**Data listing**
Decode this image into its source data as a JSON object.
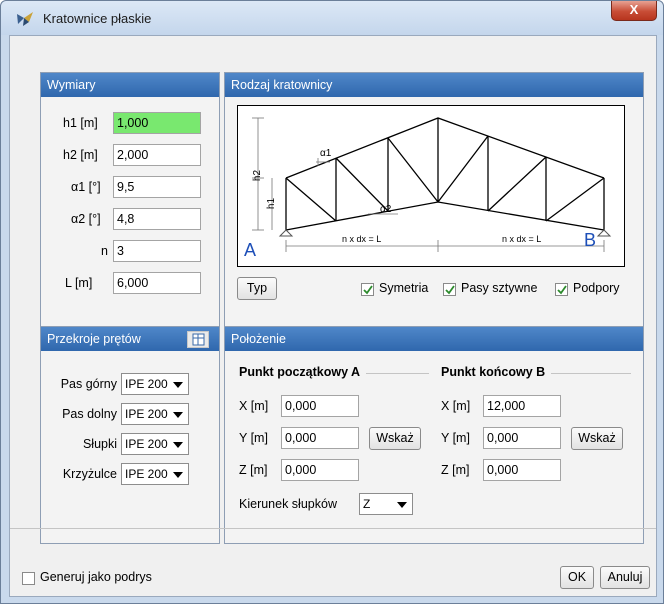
{
  "window": {
    "title": "Kratownice płaskie",
    "close_label": "X"
  },
  "dimensions": {
    "header": "Wymiary",
    "fields": [
      {
        "label": "h1 [m]",
        "value": "1,000"
      },
      {
        "label": "h2 [m]",
        "value": "2,000"
      },
      {
        "label": "α1 [°]",
        "value": "9,5"
      },
      {
        "label": "α2 [°]",
        "value": "4,8"
      },
      {
        "label": "n",
        "value": "3"
      },
      {
        "label": "L [m]",
        "value": "6,000"
      }
    ]
  },
  "truss_type": {
    "header": "Rodzaj kratownicy",
    "diagram": {
      "label_A": "A",
      "label_B": "B",
      "h1": "h1",
      "h2": "h2",
      "alpha1": "α1",
      "alpha2": "α2",
      "dim_left": "n x dx = L",
      "dim_right": "n x dx = L"
    },
    "type_button": "Typ",
    "checkboxes": [
      {
        "label": "Symetria",
        "checked": true
      },
      {
        "label": "Pasy sztywne",
        "checked": true
      },
      {
        "label": "Podpory",
        "checked": true
      }
    ]
  },
  "sections": {
    "header": "Przekroje prętów",
    "rows": [
      {
        "label": "Pas górny",
        "value": "IPE 200"
      },
      {
        "label": "Pas dolny",
        "value": "IPE 200"
      },
      {
        "label": "Słupki",
        "value": "IPE 200"
      },
      {
        "label": "Krzyżulce",
        "value": "IPE 200"
      }
    ]
  },
  "position": {
    "header": "Położenie",
    "start": {
      "title": "Punkt początkowy A",
      "x_label": "X [m]",
      "x": "0,000",
      "y_label": "Y [m]",
      "y": "0,000",
      "z_label": "Z [m]",
      "z": "0,000",
      "pick": "Wskaż"
    },
    "end": {
      "title": "Punkt końcowy B",
      "x_label": "X [m]",
      "x": "12,000",
      "y_label": "Y [m]",
      "y": "0,000",
      "z_label": "Z [m]",
      "z": "0,000",
      "pick": "Wskaż"
    },
    "direction_label": "Kierunek słupków",
    "direction_value": "Z"
  },
  "footer": {
    "generate_label": "Generuj jako podrys",
    "generate_checked": false,
    "ok": "OK",
    "cancel": "Anuluj"
  }
}
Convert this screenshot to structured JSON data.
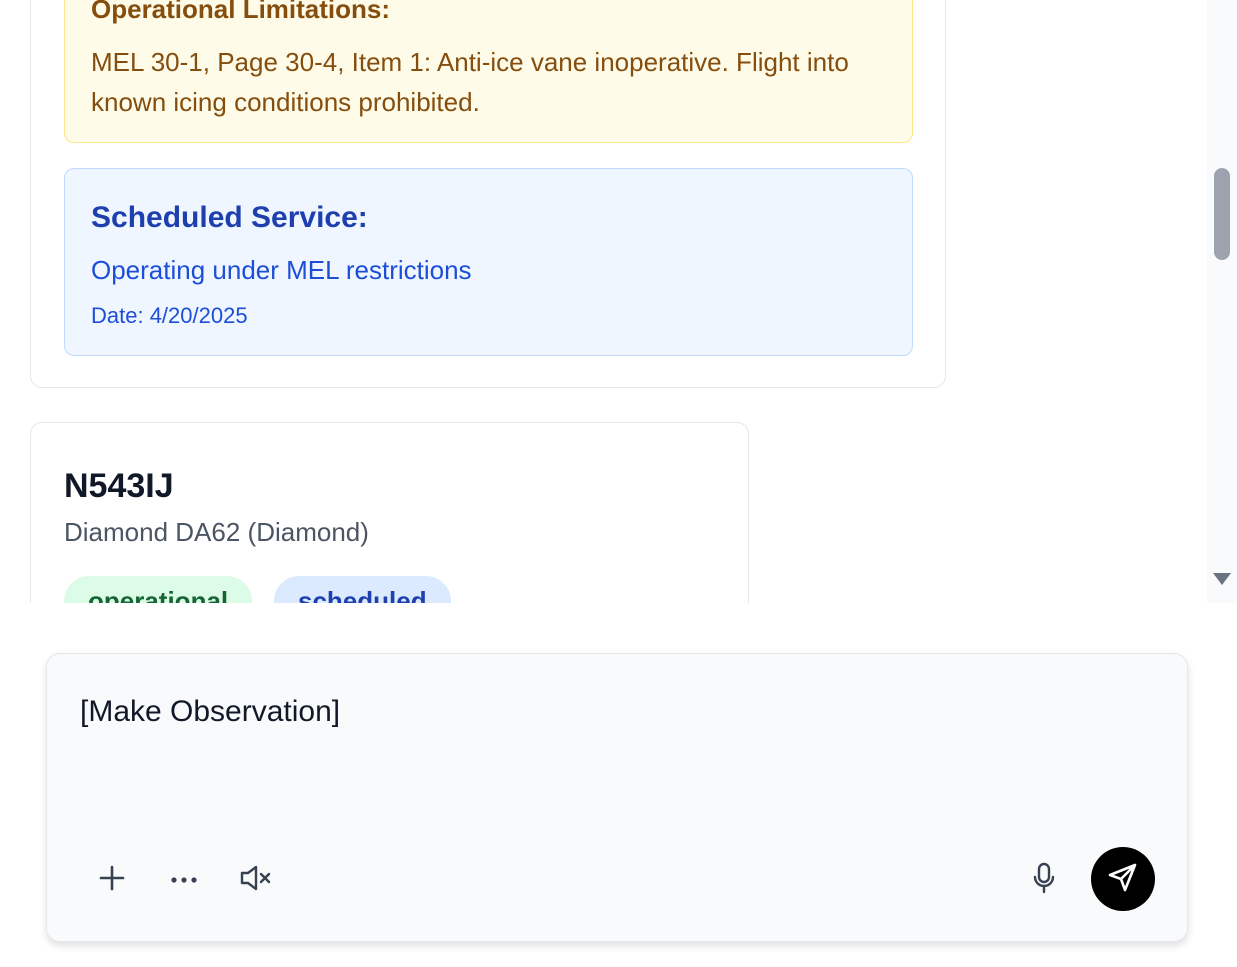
{
  "limitations": {
    "title": "Operational Limitations:",
    "text": "MEL 30-1, Page 30-4, Item 1: Anti-ice vane inoperative. Flight into known icing conditions prohibited."
  },
  "service": {
    "title": "Scheduled Service:",
    "text": "Operating under MEL restrictions",
    "date": "Date: 4/20/2025"
  },
  "aircraft": {
    "tail": "N543IJ",
    "model": "Diamond DA62 (Diamond)",
    "badges": [
      "operational",
      "scheduled"
    ]
  },
  "composer": {
    "value": "[Make Observation]",
    "icons": [
      "plus-icon",
      "more-icon",
      "volume-mute-icon",
      "microphone-icon",
      "send-icon"
    ]
  },
  "colors": {
    "warning_bg": "#fefce8",
    "warning_text": "#854d0e",
    "info_bg": "#eff6ff",
    "info_text": "#1e40af",
    "send_button": "#000000"
  }
}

**What is needed**
Across all the entries, count the lines that contain the word "Punkt" and give the number by itself.

**Exercise solution**
2